(Rows from a figure dataset)
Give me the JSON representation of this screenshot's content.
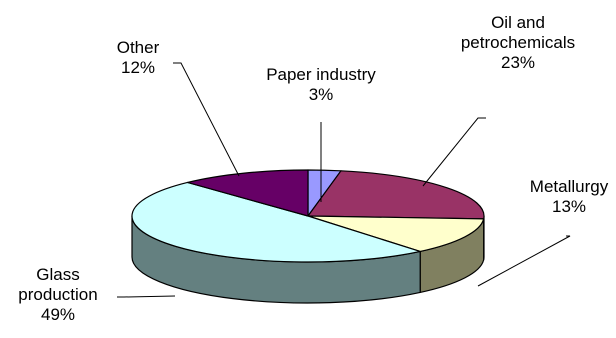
{
  "chart_data": {
    "type": "pie",
    "style": "3d",
    "title": "",
    "slices": [
      {
        "name": "Paper industry",
        "value": 3,
        "percent": "3%",
        "color": "#9999FF",
        "side_color": "#6666CC"
      },
      {
        "name": "Oil and petrochemicals",
        "value": 23,
        "percent": "23%",
        "color": "#993366",
        "side_color": "#6B2447"
      },
      {
        "name": "Metallurgy",
        "value": 13,
        "percent": "13%",
        "color": "#FFFFCC",
        "side_color": "#808060"
      },
      {
        "name": "Glass production",
        "value": 49,
        "percent": "49%",
        "color": "#CCFFFF",
        "side_color": "#648080"
      },
      {
        "name": "Other",
        "value": 12,
        "percent": "12%",
        "color": "#660066",
        "side_color": "#400040"
      }
    ],
    "labels": [
      {
        "lines": [
          "Paper industry",
          "3%"
        ]
      },
      {
        "lines": [
          "Oil and",
          "petrochemicals",
          "23%"
        ]
      },
      {
        "lines": [
          "Metallurgy",
          "13%"
        ]
      },
      {
        "lines": [
          "Glass",
          "production",
          "49%"
        ]
      },
      {
        "lines": [
          "Other",
          "12%"
        ]
      }
    ]
  }
}
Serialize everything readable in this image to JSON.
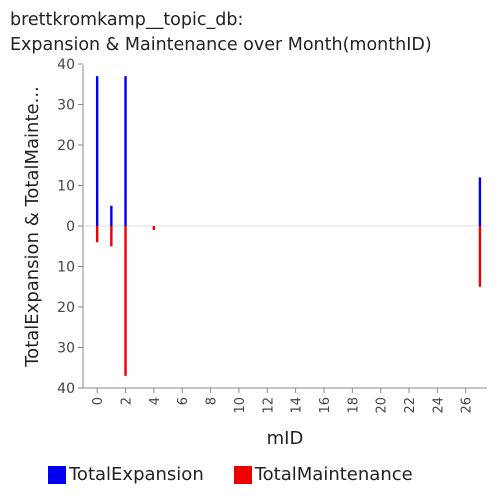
{
  "chart_data": {
    "type": "bar",
    "title_line1": "brettkromkamp__topic_db:",
    "title_line2": "Expansion & Maintenance over Month(monthID)",
    "xlabel": "mID",
    "ylabel": "TotalExpansion & TotalMainte...",
    "x_ticks": [
      0,
      2,
      4,
      6,
      8,
      10,
      12,
      14,
      16,
      18,
      20,
      22,
      24,
      26
    ],
    "xlim": [
      -1,
      27.5
    ],
    "y_ticks": [
      40,
      30,
      20,
      10,
      0,
      10,
      20,
      30,
      40
    ],
    "ylim": [
      -40,
      40
    ],
    "grid": false,
    "legend_position": "bottom",
    "series": [
      {
        "name": "TotalExpansion",
        "color": "#0000ee",
        "direction": "up",
        "points": [
          {
            "x": 0,
            "y": 37
          },
          {
            "x": 1,
            "y": 5
          },
          {
            "x": 2,
            "y": 37
          },
          {
            "x": 27,
            "y": 12
          }
        ]
      },
      {
        "name": "TotalMaintenance",
        "color": "#ee0000",
        "direction": "down",
        "points": [
          {
            "x": 0,
            "y": 4
          },
          {
            "x": 1,
            "y": 5
          },
          {
            "x": 2,
            "y": 37
          },
          {
            "x": 4,
            "y": 1
          },
          {
            "x": 27,
            "y": 15
          }
        ]
      }
    ]
  }
}
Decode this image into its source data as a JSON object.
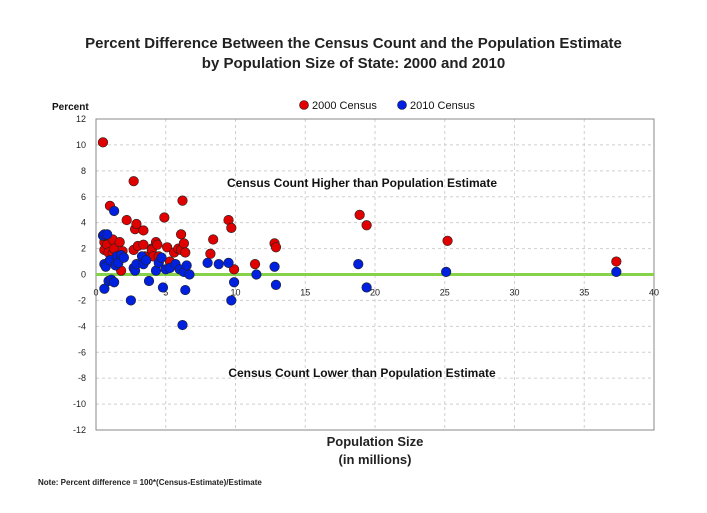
{
  "chart_data": {
    "type": "scatter",
    "title_lines": [
      "Percent Difference Between the Census Count and the Population Estimate",
      "by Population Size of State: 2000 and 2010"
    ],
    "ylabel": "Percent",
    "xlabel_lines": [
      "Population Size",
      "(in millions)"
    ],
    "xlim": [
      0,
      40
    ],
    "ylim": [
      -12,
      12
    ],
    "x_ticks": [
      0,
      5,
      10,
      15,
      20,
      25,
      30,
      35,
      40
    ],
    "y_ticks": [
      -12,
      -10,
      -8,
      -6,
      -4,
      -2,
      0,
      2,
      4,
      6,
      8,
      10,
      12
    ],
    "grid": true,
    "legend_position": "top",
    "annotations": {
      "upper": "Census Count Higher than Population Estimate",
      "lower": "Census Count Lower than Population Estimate"
    },
    "note": "Note: Percent difference = 100*(Census-Estimate)/Estimate",
    "series": [
      {
        "name": "2000 Census",
        "color": "#e00000",
        "points": [
          [
            0.5,
            10.2
          ],
          [
            0.6,
            2.5
          ],
          [
            0.6,
            1.9
          ],
          [
            0.6,
            3.0
          ],
          [
            0.8,
            2.3
          ],
          [
            0.9,
            1.7
          ],
          [
            1.0,
            5.3
          ],
          [
            1.2,
            1.6
          ],
          [
            1.2,
            2.7
          ],
          [
            1.3,
            2.0
          ],
          [
            1.5,
            1.1
          ],
          [
            1.7,
            2.5
          ],
          [
            1.8,
            0.3
          ],
          [
            1.9,
            1.8
          ],
          [
            2.2,
            4.2
          ],
          [
            2.7,
            7.2
          ],
          [
            2.7,
            1.9
          ],
          [
            2.8,
            3.5
          ],
          [
            2.9,
            3.9
          ],
          [
            3.0,
            2.2
          ],
          [
            3.4,
            3.4
          ],
          [
            3.4,
            2.3
          ],
          [
            3.5,
            1.4
          ],
          [
            4.0,
            2.0
          ],
          [
            4.0,
            1.9
          ],
          [
            4.1,
            1.4
          ],
          [
            4.3,
            2.5
          ],
          [
            4.4,
            2.3
          ],
          [
            4.5,
            1.4
          ],
          [
            4.9,
            4.4
          ],
          [
            5.1,
            2.1
          ],
          [
            5.3,
            1.0
          ],
          [
            5.6,
            1.7
          ],
          [
            5.9,
            2.0
          ],
          [
            6.1,
            3.1
          ],
          [
            6.1,
            1.9
          ],
          [
            6.2,
            5.7
          ],
          [
            6.3,
            2.4
          ],
          [
            6.4,
            1.7
          ],
          [
            8.2,
            1.6
          ],
          [
            8.4,
            2.7
          ],
          [
            9.5,
            4.2
          ],
          [
            9.7,
            3.6
          ],
          [
            9.9,
            0.4
          ],
          [
            11.4,
            0.8
          ],
          [
            12.8,
            2.4
          ],
          [
            12.9,
            2.1
          ],
          [
            18.9,
            4.6
          ],
          [
            19.4,
            3.8
          ],
          [
            25.2,
            2.6
          ],
          [
            37.3,
            1.0
          ]
        ]
      },
      {
        "name": "2010 Census",
        "color": "#0020e0",
        "points": [
          [
            0.5,
            3.0
          ],
          [
            0.6,
            0.8
          ],
          [
            0.6,
            -1.1
          ],
          [
            0.6,
            3.1
          ],
          [
            0.7,
            0.6
          ],
          [
            0.8,
            3.1
          ],
          [
            0.9,
            -0.5
          ],
          [
            1.0,
            1.1
          ],
          [
            1.1,
            -0.4
          ],
          [
            1.3,
            4.9
          ],
          [
            1.3,
            -0.6
          ],
          [
            1.4,
            0.7
          ],
          [
            1.5,
            1.4
          ],
          [
            1.6,
            0.9
          ],
          [
            1.8,
            1.5
          ],
          [
            2.0,
            1.3
          ],
          [
            2.5,
            -2.0
          ],
          [
            2.7,
            0.5
          ],
          [
            2.8,
            0.3
          ],
          [
            2.9,
            0.8
          ],
          [
            3.3,
            1.4
          ],
          [
            3.4,
            0.8
          ],
          [
            3.6,
            1.1
          ],
          [
            3.8,
            -0.5
          ],
          [
            4.3,
            0.3
          ],
          [
            4.5,
            0.9
          ],
          [
            4.7,
            1.3
          ],
          [
            4.8,
            -1.0
          ],
          [
            5.0,
            0.4
          ],
          [
            5.3,
            0.5
          ],
          [
            5.7,
            0.8
          ],
          [
            6.0,
            0.4
          ],
          [
            6.2,
            -3.9
          ],
          [
            6.3,
            0.2
          ],
          [
            6.4,
            -1.2
          ],
          [
            6.5,
            0.7
          ],
          [
            6.7,
            0.0
          ],
          [
            8.0,
            0.9
          ],
          [
            8.8,
            0.8
          ],
          [
            9.5,
            0.9
          ],
          [
            9.7,
            -2.0
          ],
          [
            9.9,
            -0.6
          ],
          [
            11.5,
            0.0
          ],
          [
            12.8,
            0.6
          ],
          [
            12.9,
            -0.8
          ],
          [
            18.8,
            0.8
          ],
          [
            19.4,
            -1.0
          ],
          [
            25.1,
            0.2
          ],
          [
            37.3,
            0.2
          ]
        ]
      }
    ]
  }
}
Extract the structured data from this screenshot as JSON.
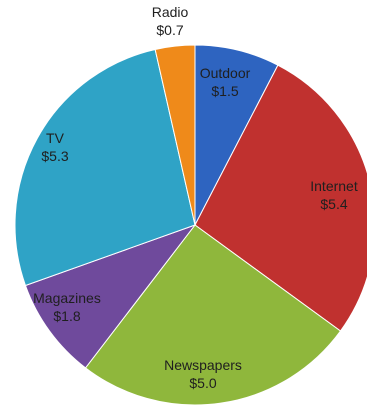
{
  "chart_data": {
    "type": "pie",
    "title": "",
    "slices": [
      {
        "label": "Outdoor",
        "value_label": "$1.5",
        "value": 1.5,
        "color": "#2e64c0"
      },
      {
        "label": "Internet",
        "value_label": "$5.4",
        "value": 5.4,
        "color": "#c0312f"
      },
      {
        "label": "Newspapers",
        "value_label": "$5.0",
        "value": 5.0,
        "color": "#8fb73c"
      },
      {
        "label": "Magazines",
        "value_label": "$1.8",
        "value": 1.8,
        "color": "#6f4a9c"
      },
      {
        "label": "TV",
        "value_label": "$5.3",
        "value": 5.3,
        "color": "#2fa3c6"
      },
      {
        "label": "Radio",
        "value_label": "$0.7",
        "value": 0.7,
        "color": "#ef8a1a"
      }
    ],
    "legend": "none",
    "labels": "on-slice"
  }
}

Exercise — Select from the material above each line in which the string "Size" appears, and list those lines.

Reply to the exercise —
      "by Population Size of State: 2000 and 2010"
      "Population Size",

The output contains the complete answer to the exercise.